> **Document text**:
=== Section Start ===
Account Services > CollegeAdvantage for Grandparents
Grandparents want to see their grandchildren receive the best education possible, and many have the resources to help. If helping to save for your grandchildren’s college education is important to you, contributing to an existing CollegeAdvantage account or opening your own CollegeAdvantage account is a great way to save for college costs. A combination of control, investment flexibility, and tax benefits makes the CollegeAdvantage 529 savings plan a great way to save.
Contribute to an existing account
If you do not want to set up your own college savings account for your grandchild, you can easily contribute to an existing CollegeAdvantage account via check, with automatic recurring contributions from your bank account or online on this Web site. A contribution to your grandchild’s college savings account is a meaningful gift for birthdays, holidays or any time.
Check: Ask your son or daughter (whoever is the account owner) to give you contribution slips for the account with the investment option codes completed. Or if you have the beneficiary name and CollegeAdvantage account number, you can order contribution slips yourself.
Regular recurring EFT transfers from your bank account: Complete an EFT Authorization Form, available for download on our Forms page. Ask the account owner for the account number and investment option codes needed to complete the form.
Online: Register for account access and provide the beneficiary’s full name, CollegeAdvantage account number and social security number. Once you have your User ID and password, you can make online contributions or sign up for EFT.
While you won’t control the assets or receive account statements by contributing to the account owned by another account owner, you can still take the $2,000 Ohio tax deduction per beneficiary if you are an Ohio taxpayer. And you can still help make college a reality for your grandchild.
Open your own CollegeAdvantage account
You keep control of your assets
Even though you name a grandchild as the beneficiary, you always control withdrawals from the account. You don’t have to worry about the money transferring to the child when the child reaches legal age (as it does with UGMA and UTMA accounts), and you can change beneficiaries to other family members if you need to.
You can invest automatically
You can make regular contributions from your bank account via electronic fund transfers (EFT), or contribute via check or online at any time. Required minimum distributions from a retirement plan account can also be automatically invested in your CollegeAdvantage account via EFT. While you will pay income taxes on the retirement plan distributions, your money will have the opportunity to continue growing tax free when the funds are used for college expenses.
=== Section End ===
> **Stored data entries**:
=== Section Start ===
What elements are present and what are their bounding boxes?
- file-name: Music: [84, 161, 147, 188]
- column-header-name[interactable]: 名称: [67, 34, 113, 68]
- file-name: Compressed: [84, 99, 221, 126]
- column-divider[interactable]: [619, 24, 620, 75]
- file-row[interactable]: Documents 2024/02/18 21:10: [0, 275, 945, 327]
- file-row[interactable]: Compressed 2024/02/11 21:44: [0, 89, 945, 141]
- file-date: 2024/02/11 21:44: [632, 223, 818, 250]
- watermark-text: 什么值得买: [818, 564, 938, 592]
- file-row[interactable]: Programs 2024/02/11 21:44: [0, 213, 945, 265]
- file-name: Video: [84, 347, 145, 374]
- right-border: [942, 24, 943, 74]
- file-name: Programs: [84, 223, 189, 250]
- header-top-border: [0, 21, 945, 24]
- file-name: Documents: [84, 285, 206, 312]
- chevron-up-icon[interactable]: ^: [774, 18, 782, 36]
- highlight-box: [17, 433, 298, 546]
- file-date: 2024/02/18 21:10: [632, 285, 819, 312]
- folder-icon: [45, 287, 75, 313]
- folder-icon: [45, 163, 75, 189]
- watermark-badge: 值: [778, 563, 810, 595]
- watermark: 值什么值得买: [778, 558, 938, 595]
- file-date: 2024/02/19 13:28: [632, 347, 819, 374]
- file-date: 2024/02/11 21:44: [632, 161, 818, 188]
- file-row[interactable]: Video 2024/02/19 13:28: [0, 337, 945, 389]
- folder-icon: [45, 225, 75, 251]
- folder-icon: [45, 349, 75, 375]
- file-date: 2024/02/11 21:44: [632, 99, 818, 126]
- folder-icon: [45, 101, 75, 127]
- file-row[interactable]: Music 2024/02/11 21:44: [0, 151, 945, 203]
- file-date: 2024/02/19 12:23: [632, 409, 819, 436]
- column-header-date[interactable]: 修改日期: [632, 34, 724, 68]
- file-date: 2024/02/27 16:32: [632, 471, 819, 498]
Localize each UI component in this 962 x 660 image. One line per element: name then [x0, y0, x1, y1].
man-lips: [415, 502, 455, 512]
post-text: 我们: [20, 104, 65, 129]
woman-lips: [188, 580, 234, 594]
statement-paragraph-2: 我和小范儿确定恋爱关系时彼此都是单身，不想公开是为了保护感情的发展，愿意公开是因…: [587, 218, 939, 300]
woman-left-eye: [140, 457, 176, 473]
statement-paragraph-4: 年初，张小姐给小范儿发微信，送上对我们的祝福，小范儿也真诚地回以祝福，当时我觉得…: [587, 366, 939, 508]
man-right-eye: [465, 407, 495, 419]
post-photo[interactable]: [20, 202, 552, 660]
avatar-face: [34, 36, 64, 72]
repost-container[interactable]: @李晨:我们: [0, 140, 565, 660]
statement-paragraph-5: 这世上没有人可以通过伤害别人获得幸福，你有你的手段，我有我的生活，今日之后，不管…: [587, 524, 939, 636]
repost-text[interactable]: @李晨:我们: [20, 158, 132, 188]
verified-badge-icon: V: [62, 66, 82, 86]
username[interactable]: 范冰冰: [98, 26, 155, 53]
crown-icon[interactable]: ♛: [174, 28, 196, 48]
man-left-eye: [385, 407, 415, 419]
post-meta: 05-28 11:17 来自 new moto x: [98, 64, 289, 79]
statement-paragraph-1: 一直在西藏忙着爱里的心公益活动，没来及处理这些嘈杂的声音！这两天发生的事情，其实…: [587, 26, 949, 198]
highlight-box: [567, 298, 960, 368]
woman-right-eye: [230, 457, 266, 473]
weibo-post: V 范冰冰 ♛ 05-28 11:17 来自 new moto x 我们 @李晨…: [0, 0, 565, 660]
=== Section End ===
> **Assigned task 1**: In the CollegeAdvantage for Grandparents page, write out again the part that opens with the words containing "Regular recurring EFT" and closes with "for your grandchild.", substituting "Downloads page" for "Forms page".
> **Assigned task 2**: Name every method the CollegeAdvantage for Grandparents page lists for contributing to an existing account.
> **Assigned task 3**: Supply the next part of the CollegeAdvantage for Grandparents page, picking up after its final sentence.

> **Answer space 1**:
Regular recurring EFT transfers from your bank account: Complete an EFT Authorization Form, available for download on our Downloads page. Ask the account owner for the account number and investment option codes needed to complete the form.
Online: Register for account access and provide the beneficiary’s full name, CollegeAdvantage account number and social security number. Once you have your User ID and password, you can make online contributions or sign up for EFT.
While you won’t control the assets or receive account statements by contributing to the account owned by another account owner, you can still take the $2,000 Ohio tax deduction per beneficiary if you are an Ohio taxpayer. And you can still help make college a reality for your grandchild.

> **Answer space 2**: Check; regular recurring EFT transfers from your bank account; online

> **Answer space 3**:
You receive multiple tax benefits
- You pay no federal income taxes on your earnings while the account is invested and no federal income taxes on earnings when you withdraw the money to pay for qualified college expenses.
- If you are an Ohio taxpayer, you can deduct your contributions from Ohio taxable income. Each contributor (or married couple) can deduct up to $2,000 per beneficiary, per calendar year, with unlimited carry forward in future years. The deduction is not limited to the parents of the beneficiary. Any person contributing to a beneficiary's account is eligible to take the deduction, including grandparents. Each contributor who is an Ohio taxpayer can take the Ohio state tax deduction.
- The account also allows for a special gift tax exclusion that enables you to make up to five years’ worth of gifts (up to $65,000) in a single year to a single beneficiary ($130,000 for married couples) without triggering the federal gift tax.
- Finally, contributions to a CollegeAdvantage account may provide estate tax benefits to families whose estates exceed the estate tax exemption. Although contributions are removed from your estate for estate tax purposes, you retain control over the assets, a tax benefit unique to 529 plans.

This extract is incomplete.